__ACTIONS TO TAKE__:
**1)** According to the article on a possible San Jose housing crash, why is it useful to understand what caused prices to collapse in 2008?
**2)** Answer these questions from the article on a possible San Jose housing crash:
(a) Which three sources does it cite for its data?
(b) On what date was it published?
(c) What title does Timothy Alston hold?

The Hidden Truth San Jose Buyers Miss About a Housing Crash

Timothy Alston | Broker
Aegis Luxury Real Estate · DRE# 01328224
Published
February 29, 2024
Capital of Silicon Valley
No, we aren’t headed for a housing crash. The data from the Mortgage Bankers Association, the National Association of Realtors, and Black Knight all point in the same direction: today’s lending standards are tighter, housing inventory remains historically low, and homeowner equity is at an all-time high. These three conditions are the opposite of what drove the 2008 collapse.
You know how it feels when you have been watching the market for months, maybe longer, waiting for prices to drop? And every headline seems to promise a correction is coming, but the prices just keep moving? A lot of buyers in San Jose are sitting with that exact tension right now.
But here is the part most people have not stopped to think about yet: what if the crash you are waiting for cannot actually happen under today’s conditions? What would that mean for your timeline?
Why We Aren’t Looking at 2008 All Over Again
Before you can decide what to do next, it helps to understand what actually caused prices to collapse back then. Because if those conditions do not exist today, the outcome cannot be the same. Does that make sense?

Collected data entries:
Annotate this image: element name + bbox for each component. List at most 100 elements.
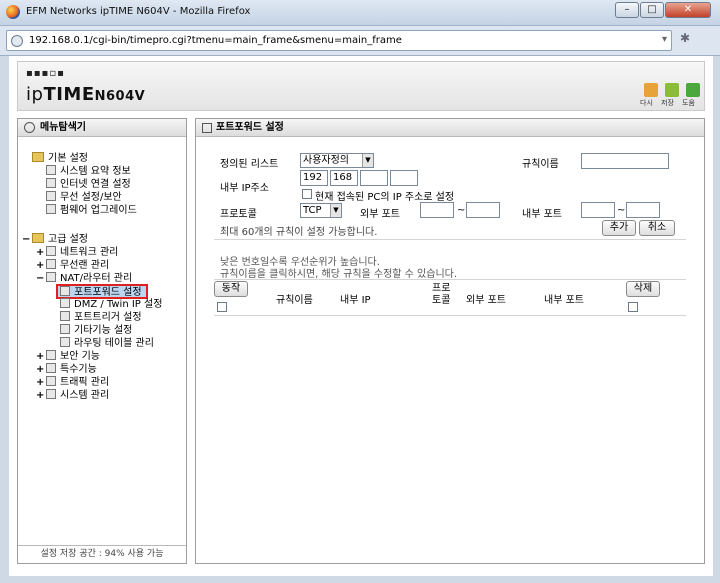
close-button[interactable]: ✕ [665, 2, 711, 18]
lock-icon [46, 350, 56, 360]
save-button[interactable]: 저장 [661, 83, 683, 107]
tree-port-trigger[interactable]: 포트트리거 설정 [60, 311, 142, 324]
firefox-icon [6, 5, 20, 19]
folder-icon [32, 233, 44, 243]
expand-icon[interactable]: + [36, 350, 44, 363]
folder-icon [32, 152, 44, 162]
page-icon [60, 324, 70, 334]
tree-label: 무선랜 관리 [60, 260, 110, 271]
tree-label: 특수기능 [60, 364, 97, 375]
router-icon [46, 272, 56, 282]
maximize-button[interactable]: □ [640, 2, 664, 18]
internal-port-end[interactable] [626, 202, 660, 218]
minimize-button[interactable]: – [615, 2, 639, 18]
select-all-checkbox[interactable] [217, 302, 227, 312]
tree-internet-setup[interactable]: 인터넷 연결 설정 [46, 178, 131, 191]
tree-advanced-settings[interactable]: − 고급 설정 [22, 233, 88, 246]
address-bar: 192.168.0.1/cgi-bin/timepro.cgi?tmenu=ma… [0, 26, 720, 56]
url-text: 192.168.0.1/cgi-bin/timepro.cgi?tmenu=ma… [29, 35, 402, 46]
tree-wireless-management[interactable]: + 무선랜 관리 [36, 259, 110, 272]
content-title: 포트포워드 설정 [216, 122, 284, 133]
tree-port-forward[interactable]: 포트포워드 설정 [56, 284, 148, 299]
special-icon [46, 363, 56, 373]
expand-icon[interactable]: + [36, 246, 44, 259]
addon-icon[interactable]: ✱ [676, 31, 694, 49]
external-port-label: 외부 포트 [360, 209, 400, 220]
wireless-icon [46, 259, 56, 269]
collapse-icon[interactable]: − [36, 272, 44, 285]
router-page: ▪▪▪▫▪ ipTIMEN604V 다시 저장 도움 메뉴탐색기 기본 설정 시… [9, 56, 713, 576]
predefined-list-label: 정의된 리스트 [220, 159, 279, 170]
tree-network-management[interactable]: + 네트워크 관리 [36, 246, 119, 259]
wireless-icon [46, 191, 56, 201]
logo-ip: ip [26, 84, 44, 105]
expand-icon[interactable]: + [36, 363, 44, 376]
tree-routing-table[interactable]: 라우팅 테이블 관리 [60, 337, 154, 350]
ip-octet-2[interactable]: 168 [330, 170, 358, 186]
tree-label: 시스템 관리 [60, 390, 110, 401]
tree-label: 네트워크 관리 [60, 247, 119, 258]
predefined-list-select[interactable]: 사용자정의 ▼ [300, 153, 374, 168]
table-bottom-border [214, 315, 686, 316]
protocol-select[interactable]: TCP ▼ [300, 203, 342, 218]
external-port-start[interactable] [420, 202, 454, 218]
col-protocol: 프로 토콜 [432, 283, 451, 306]
save-icon [665, 83, 679, 97]
tree-label: 기타기능 설정 [74, 325, 133, 336]
traffic-icon [46, 376, 56, 386]
delete-all-checkbox[interactable] [628, 302, 638, 312]
tree-basic-settings[interactable]: 기본 설정 [32, 152, 88, 165]
tree-security[interactable]: + 보안 기능 [36, 350, 100, 363]
expand-icon[interactable]: + [36, 259, 44, 272]
logo-model: N604V [94, 89, 146, 104]
tree-wireless-setup[interactable]: 무선 설정/보안 [46, 191, 122, 204]
tree-system-summary[interactable]: 시스템 요약 정보 [46, 165, 131, 178]
ip-octet-3[interactable] [360, 170, 388, 186]
tree-label: 포트포워드 설정 [74, 287, 142, 298]
tree-traffic[interactable]: + 트래픽 관리 [36, 376, 110, 389]
run-button[interactable]: 동작 [214, 281, 248, 297]
sidebar-header: 메뉴탐색기 [18, 119, 186, 137]
menu-explorer: 메뉴탐색기 기본 설정 시스템 요약 정보 인터넷 연결 설정 무선 설정/보안… [17, 118, 187, 564]
page-icon [60, 311, 70, 321]
tree-label: 무선 설정/보안 [60, 192, 122, 203]
add-button[interactable]: 추가 [602, 220, 636, 236]
tree-system[interactable]: + 시스템 관리 [36, 389, 110, 402]
table-top-border [214, 279, 686, 280]
internal-port-start[interactable] [581, 202, 615, 218]
page-icon [60, 286, 70, 296]
collapse-icon[interactable]: − [22, 233, 30, 246]
tree-firmware-upgrade[interactable]: 펌웨어 업그레이드 [46, 204, 137, 217]
external-port-end[interactable] [466, 202, 500, 218]
help-icon [686, 83, 700, 97]
save-label: 저장 [661, 99, 674, 107]
expand-icon[interactable]: + [36, 389, 44, 402]
tree-special[interactable]: + 특수기능 [36, 363, 97, 376]
chevron-down-icon[interactable]: ▾ [662, 34, 667, 45]
current-pc-checkbox[interactable] [302, 189, 312, 199]
chart-icon [46, 389, 56, 399]
help-button[interactable]: 도움 [682, 83, 704, 107]
ip-octet-4[interactable] [390, 170, 418, 186]
tree-label: 기본 설정 [48, 153, 88, 164]
refresh-icon [644, 83, 658, 97]
col-rule-name: 규칙이름 [276, 295, 313, 306]
refresh-button[interactable]: 다시 [640, 83, 662, 107]
monitor-icon [46, 178, 56, 188]
rule-name-input[interactable] [581, 153, 669, 169]
tree-dmz[interactable]: DMZ / Twin IP 설정 [60, 298, 162, 311]
cancel-button[interactable]: 취소 [639, 220, 675, 236]
tree-label: 라우팅 테이블 관리 [74, 338, 154, 349]
site-identity-icon[interactable] [11, 35, 23, 47]
tree-label: 펌웨어 업그레이드 [60, 205, 137, 216]
url-input[interactable]: 192.168.0.1/cgi-bin/timepro.cgi?tmenu=ma… [6, 30, 672, 51]
tree-misc-settings[interactable]: 기타기능 설정 [60, 324, 132, 337]
window-title: EFM Networks ipTIME N604V - Mozilla Fire… [26, 6, 251, 17]
chevron-down-icon: ▼ [362, 154, 373, 167]
delete-button[interactable]: 삭제 [626, 281, 660, 297]
port-range-separator: ~ [617, 205, 626, 216]
ip-octet-1[interactable]: 192 [300, 170, 328, 186]
expand-icon[interactable]: + [36, 376, 44, 389]
tree-label: 트래픽 관리 [60, 377, 110, 388]
port-range-separator: ~ [457, 205, 466, 216]
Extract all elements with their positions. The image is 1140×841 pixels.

__ANSWERS__:
**1)** The article says that if the conditions behind the 2008 collapse do not exist today, the outcome cannot be the same. It identifies today's tighter lending standards, historically low inventory, and record homeowner equity as the opposite of those conditions.

**2)**
(a) The Mortgage Bankers Association, the National Association of Realtors, and Black Knight
(b) February 29, 2024
(c) Broker